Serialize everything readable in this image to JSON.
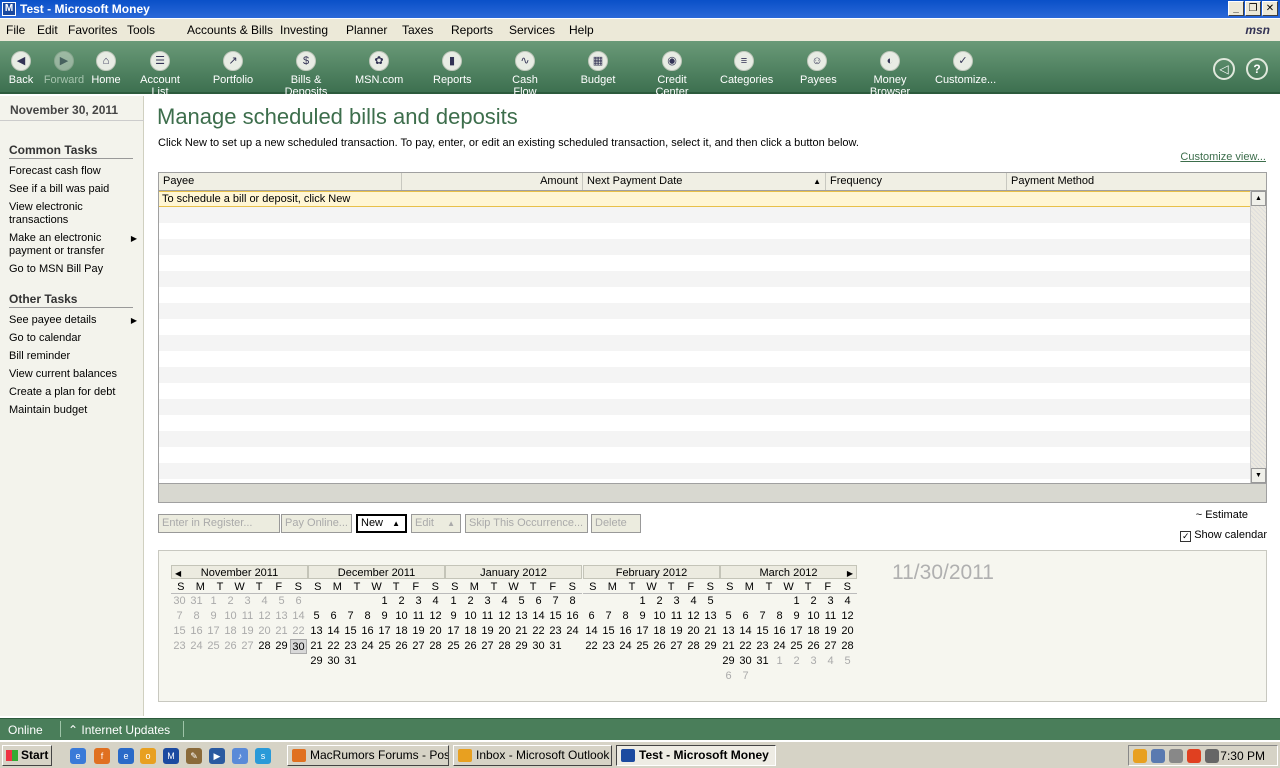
{
  "window": {
    "title": "Test - Microsoft Money",
    "icon": "money-app-icon",
    "controls": [
      "minimize",
      "restore",
      "close"
    ]
  },
  "menu": [
    "File",
    "Edit",
    "Favorites",
    "Tools",
    "Accounts & Bills",
    "Investing",
    "Planner",
    "Taxes",
    "Reports",
    "Services",
    "Help"
  ],
  "brand": "msn",
  "toolbar": [
    {
      "label": "Back",
      "icon": "back-icon",
      "enabled": true
    },
    {
      "label": "Forward",
      "icon": "forward-icon",
      "enabled": false
    },
    {
      "label": "Home",
      "icon": "home-icon",
      "enabled": true
    },
    {
      "label": "Account List",
      "icon": "account-list-icon",
      "enabled": true
    },
    {
      "label": "Portfolio",
      "icon": "portfolio-icon",
      "enabled": true
    },
    {
      "label": "Bills & Deposits",
      "icon": "bills-icon",
      "enabled": true
    },
    {
      "label": "MSN.com",
      "icon": "msn-icon",
      "enabled": true
    },
    {
      "label": "Reports",
      "icon": "reports-icon",
      "enabled": true
    },
    {
      "label": "Cash Flow",
      "icon": "cash-flow-icon",
      "enabled": true
    },
    {
      "label": "Budget",
      "icon": "budget-icon",
      "enabled": true
    },
    {
      "label": "Credit Center",
      "icon": "credit-center-icon",
      "enabled": true
    },
    {
      "label": "Categories",
      "icon": "categories-icon",
      "enabled": true
    },
    {
      "label": "Payees",
      "icon": "payees-icon",
      "enabled": true
    },
    {
      "label": "Money Browser",
      "icon": "money-browser-icon",
      "enabled": true
    },
    {
      "label": "Customize...",
      "icon": "customize-icon",
      "enabled": true
    }
  ],
  "sidebar": {
    "date": "November 30, 2011",
    "common_title": "Common Tasks",
    "common": [
      {
        "label": "Forecast cash flow",
        "submenu": false
      },
      {
        "label": "See if a bill was paid",
        "submenu": false
      },
      {
        "label": "View electronic transactions",
        "submenu": false
      },
      {
        "label": "Make an electronic payment or transfer",
        "submenu": true
      },
      {
        "label": "Go to MSN Bill Pay",
        "submenu": false
      }
    ],
    "other_title": "Other Tasks",
    "other": [
      {
        "label": "See payee details",
        "submenu": true
      },
      {
        "label": "Go to calendar",
        "submenu": false
      },
      {
        "label": "Bill reminder",
        "submenu": false
      },
      {
        "label": "View current balances",
        "submenu": false
      },
      {
        "label": "Create a plan for debt",
        "submenu": false
      },
      {
        "label": "Maintain budget",
        "submenu": false
      }
    ]
  },
  "page": {
    "title": "Manage scheduled bills and deposits",
    "description": "Click New to set up a new scheduled transaction. To pay, enter, or edit an existing scheduled transaction, select it, and then click a button below.",
    "customize": "Customize view..."
  },
  "grid": {
    "columns": [
      "Payee",
      "Amount",
      "Next Payment Date",
      "Frequency",
      "Payment Method"
    ],
    "sorted_column": "Next Payment Date",
    "sort_direction": "ascending",
    "hint": "To schedule a bill or deposit, click New"
  },
  "buttons": [
    {
      "label": "Enter in Register...",
      "enabled": false,
      "dropdown": false
    },
    {
      "label": "Pay Online...",
      "enabled": false,
      "dropdown": false
    },
    {
      "label": "New",
      "enabled": true,
      "dropdown": true
    },
    {
      "label": "Edit",
      "enabled": false,
      "dropdown": true
    },
    {
      "label": "Skip This Occurrence...",
      "enabled": false,
      "dropdown": false
    },
    {
      "label": "Delete",
      "enabled": false,
      "dropdown": false
    }
  ],
  "estimate": "~ Estimate",
  "show_calendar": {
    "label": "Show calendar",
    "checked": true
  },
  "calendar": {
    "weekdays": [
      "S",
      "M",
      "T",
      "W",
      "T",
      "F",
      "S"
    ],
    "selected_date": "11/30/2011",
    "months": [
      {
        "name": "November 2011",
        "days": [
          "30",
          "31",
          "1",
          "2",
          "3",
          "4",
          "5",
          "6",
          "7",
          "8",
          "9",
          "10",
          "11",
          "12",
          "13",
          "14",
          "15",
          "16",
          "17",
          "18",
          "19",
          "20",
          "21",
          "22",
          "23",
          "24",
          "25",
          "26",
          "27",
          "28",
          "29",
          "30"
        ],
        "muted": [
          0,
          1,
          2,
          3,
          4,
          5,
          6,
          7,
          8,
          9,
          10,
          11,
          12,
          13,
          14,
          15,
          16,
          17,
          18,
          19,
          20,
          21,
          22,
          23,
          24,
          25,
          26,
          27,
          28
        ],
        "today": 31
      },
      {
        "name": "December 2011",
        "days": [
          "",
          "",
          "",
          "",
          "1",
          "2",
          "3",
          "4",
          "5",
          "6",
          "7",
          "8",
          "9",
          "10",
          "11",
          "12",
          "13",
          "14",
          "15",
          "16",
          "17",
          "18",
          "19",
          "20",
          "21",
          "22",
          "23",
          "24",
          "25",
          "26",
          "27",
          "28",
          "29",
          "30",
          "31"
        ],
        "muted": [],
        "today": -1
      },
      {
        "name": "January 2012",
        "days": [
          "1",
          "2",
          "3",
          "4",
          "5",
          "6",
          "7",
          "8",
          "9",
          "10",
          "11",
          "12",
          "13",
          "14",
          "15",
          "16",
          "17",
          "18",
          "19",
          "20",
          "21",
          "22",
          "23",
          "24",
          "25",
          "26",
          "27",
          "28",
          "29",
          "30",
          "31"
        ],
        "muted": [],
        "today": -1
      },
      {
        "name": "February 2012",
        "days": [
          "",
          "",
          "",
          "1",
          "2",
          "3",
          "4",
          "5",
          "6",
          "7",
          "8",
          "9",
          "10",
          "11",
          "12",
          "13",
          "14",
          "15",
          "16",
          "17",
          "18",
          "19",
          "20",
          "21",
          "22",
          "23",
          "24",
          "25",
          "26",
          "27",
          "28",
          "29"
        ],
        "muted": [],
        "today": -1
      },
      {
        "name": "March 2012",
        "days": [
          "",
          "",
          "",
          "",
          "1",
          "2",
          "3",
          "4",
          "5",
          "6",
          "7",
          "8",
          "9",
          "10",
          "11",
          "12",
          "13",
          "14",
          "15",
          "16",
          "17",
          "18",
          "19",
          "20",
          "21",
          "22",
          "23",
          "24",
          "25",
          "26",
          "27",
          "28",
          "29",
          "30",
          "31",
          "1",
          "2",
          "3",
          "4",
          "5",
          "6",
          "7"
        ],
        "muted": [
          35,
          36,
          37,
          38,
          39,
          40,
          41
        ],
        "today": -1
      }
    ]
  },
  "status": {
    "online": "Online",
    "updates": "Internet Updates"
  },
  "taskbar": {
    "start": "Start",
    "quicklaunch": [
      "ie-icon",
      "firefox-icon",
      "ie-alt-icon",
      "outlook-icon",
      "money-icon",
      "paint-icon",
      "media-player-icon",
      "itunes-icon",
      "skype-icon"
    ],
    "tasks": [
      {
        "label": "MacRumors Forums - Pos...",
        "icon": "firefox-icon",
        "active": false
      },
      {
        "label": "Inbox - Microsoft Outlook",
        "icon": "outlook-icon",
        "active": false
      },
      {
        "label": "Test - Microsoft Money",
        "icon": "money-icon",
        "active": true
      }
    ],
    "tray": [
      "money-tray-icon",
      "network-icon",
      "volume-icon",
      "security-icon",
      "power-icon"
    ],
    "clock": "7:30 PM"
  },
  "colors": {
    "title_bar": "#0a50c8",
    "toolbar": "#4f8260",
    "accent": "#3d6e4c",
    "hint_row": "#fff6d4"
  }
}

--- The task ---
Can you retype every record above exactly, leaving out the pictures?

--- Result of this task ---
Serialize everything readable in this image to JSON.
{
  "window": {
    "title": "Test - Microsoft Money",
    "icon": "money-app-icon",
    "controls": [
      "minimize",
      "restore",
      "close"
    ]
  },
  "menu": [
    "File",
    "Edit",
    "Favorites",
    "Tools",
    "Accounts & Bills",
    "Investing",
    "Planner",
    "Taxes",
    "Reports",
    "Services",
    "Help"
  ],
  "brand": "msn",
  "toolbar": [
    {
      "label": "Back",
      "icon": "back-icon",
      "enabled": true
    },
    {
      "label": "Forward",
      "icon": "forward-icon",
      "enabled": false
    },
    {
      "label": "Home",
      "icon": "home-icon",
      "enabled": true
    },
    {
      "label": "Account List",
      "icon": "account-list-icon",
      "enabled": true
    },
    {
      "label": "Portfolio",
      "icon": "portfolio-icon",
      "enabled": true
    },
    {
      "label": "Bills & Deposits",
      "icon": "bills-icon",
      "enabled": true
    },
    {
      "label": "MSN.com",
      "icon": "msn-icon",
      "enabled": true
    },
    {
      "label": "Reports",
      "icon": "reports-icon",
      "enabled": true
    },
    {
      "label": "Cash Flow",
      "icon": "cash-flow-icon",
      "enabled": true
    },
    {
      "label": "Budget",
      "icon": "budget-icon",
      "enabled": true
    },
    {
      "label": "Credit Center",
      "icon": "credit-center-icon",
      "enabled": true
    },
    {
      "label": "Categories",
      "icon": "categories-icon",
      "enabled": true
    },
    {
      "label": "Payees",
      "icon": "payees-icon",
      "enabled": true
    },
    {
      "label": "Money Browser",
      "icon": "money-browser-icon",
      "enabled": true
    },
    {
      "label": "Customize...",
      "icon": "customize-icon",
      "enabled": true
    }
  ],
  "sidebar": {
    "date": "November 30, 2011",
    "common_title": "Common Tasks",
    "common": [
      {
        "label": "Forecast cash flow",
        "submenu": false
      },
      {
        "label": "See if a bill was paid",
        "submenu": false
      },
      {
        "label": "View electronic transactions",
        "submenu": false
      },
      {
        "label": "Make an electronic payment or transfer",
        "submenu": true
      },
      {
        "label": "Go to MSN Bill Pay",
        "submenu": false
      }
    ],
    "other_title": "Other Tasks",
    "other": [
      {
        "label": "See payee details",
        "submenu": true
      },
      {
        "label": "Go to calendar",
        "submenu": false
      },
      {
        "label": "Bill reminder",
        "submenu": false
      },
      {
        "label": "View current balances",
        "submenu": false
      },
      {
        "label": "Create a plan for debt",
        "submenu": false
      },
      {
        "label": "Maintain budget",
        "submenu": false
      }
    ]
  },
  "page": {
    "title": "Manage scheduled bills and deposits",
    "description": "Click New to set up a new scheduled transaction. To pay, enter, or edit an existing scheduled transaction, select it, and then click a button below.",
    "customize": "Customize view..."
  },
  "grid": {
    "columns": [
      "Payee",
      "Amount",
      "Next Payment Date",
      "Frequency",
      "Payment Method"
    ],
    "sorted_column": "Next Payment Date",
    "sort_direction": "ascending",
    "hint": "To schedule a bill or deposit, click New"
  },
  "buttons": [
    {
      "label": "Enter in Register...",
      "enabled": false,
      "dropdown": false
    },
    {
      "label": "Pay Online...",
      "enabled": false,
      "dropdown": false
    },
    {
      "label": "New",
      "enabled": true,
      "dropdown": true
    },
    {
      "label": "Edit",
      "enabled": false,
      "dropdown": true
    },
    {
      "label": "Skip This Occurrence...",
      "enabled": false,
      "dropdown": false
    },
    {
      "label": "Delete",
      "enabled": false,
      "dropdown": false
    }
  ],
  "estimate": "~ Estimate",
  "show_calendar": {
    "label": "Show calendar",
    "checked": true
  },
  "calendar": {
    "weekdays": [
      "S",
      "M",
      "T",
      "W",
      "T",
      "F",
      "S"
    ],
    "selected_date": "11/30/2011",
    "months": [
      {
        "name": "November 2011",
        "days": [
          "30",
          "31",
          "1",
          "2",
          "3",
          "4",
          "5",
          "6",
          "7",
          "8",
          "9",
          "10",
          "11",
          "12",
          "13",
          "14",
          "15",
          "16",
          "17",
          "18",
          "19",
          "20",
          "21",
          "22",
          "23",
          "24",
          "25",
          "26",
          "27",
          "28",
          "29",
          "30"
        ],
        "muted": [
          0,
          1,
          2,
          3,
          4,
          5,
          6,
          7,
          8,
          9,
          10,
          11,
          12,
          13,
          14,
          15,
          16,
          17,
          18,
          19,
          20,
          21,
          22,
          23,
          24,
          25,
          26,
          27,
          28
        ],
        "today": 31
      },
      {
        "name": "December 2011",
        "days": [
          "",
          "",
          "",
          "",
          "1",
          "2",
          "3",
          "4",
          "5",
          "6",
          "7",
          "8",
          "9",
          "10",
          "11",
          "12",
          "13",
          "14",
          "15",
          "16",
          "17",
          "18",
          "19",
          "20",
          "21",
          "22",
          "23",
          "24",
          "25",
          "26",
          "27",
          "28",
          "29",
          "30",
          "31"
        ],
        "muted": [],
        "today": -1
      },
      {
        "name": "January 2012",
        "days": [
          "1",
          "2",
          "3",
          "4",
          "5",
          "6",
          "7",
          "8",
          "9",
          "10",
          "11",
          "12",
          "13",
          "14",
          "15",
          "16",
          "17",
          "18",
          "19",
          "20",
          "21",
          "22",
          "23",
          "24",
          "25",
          "26",
          "27",
          "28",
          "29",
          "30",
          "31"
        ],
        "muted": [],
        "today": -1
      },
      {
        "name": "February 2012",
        "days": [
          "",
          "",
          "",
          "1",
          "2",
          "3",
          "4",
          "5",
          "6",
          "7",
          "8",
          "9",
          "10",
          "11",
          "12",
          "13",
          "14",
          "15",
          "16",
          "17",
          "18",
          "19",
          "20",
          "21",
          "22",
          "23",
          "24",
          "25",
          "26",
          "27",
          "28",
          "29"
        ],
        "muted": [],
        "today": -1
      },
      {
        "name": "March 2012",
        "days": [
          "",
          "",
          "",
          "",
          "1",
          "2",
          "3",
          "4",
          "5",
          "6",
          "7",
          "8",
          "9",
          "10",
          "11",
          "12",
          "13",
          "14",
          "15",
          "16",
          "17",
          "18",
          "19",
          "20",
          "21",
          "22",
          "23",
          "24",
          "25",
          "26",
          "27",
          "28",
          "29",
          "30",
          "31",
          "1",
          "2",
          "3",
          "4",
          "5",
          "6",
          "7"
        ],
        "muted": [
          35,
          36,
          37,
          38,
          39,
          40,
          41
        ],
        "today": -1
      }
    ]
  },
  "status": {
    "online": "Online",
    "updates": "Internet Updates"
  },
  "taskbar": {
    "start": "Start",
    "quicklaunch": [
      "ie-icon",
      "firefox-icon",
      "ie-alt-icon",
      "outlook-icon",
      "money-icon",
      "paint-icon",
      "media-player-icon",
      "itunes-icon",
      "skype-icon"
    ],
    "tasks": [
      {
        "label": "MacRumors Forums - Pos...",
        "icon": "firefox-icon",
        "active": false
      },
      {
        "label": "Inbox - Microsoft Outlook",
        "icon": "outlook-icon",
        "active": false
      },
      {
        "label": "Test - Microsoft Money",
        "icon": "money-icon",
        "active": true
      }
    ],
    "tray": [
      "money-tray-icon",
      "network-icon",
      "volume-icon",
      "security-icon",
      "power-icon"
    ],
    "clock": "7:30 PM"
  },
  "colors": {
    "title_bar": "#0a50c8",
    "toolbar": "#4f8260",
    "accent": "#3d6e4c",
    "hint_row": "#fff6d4"
  }
}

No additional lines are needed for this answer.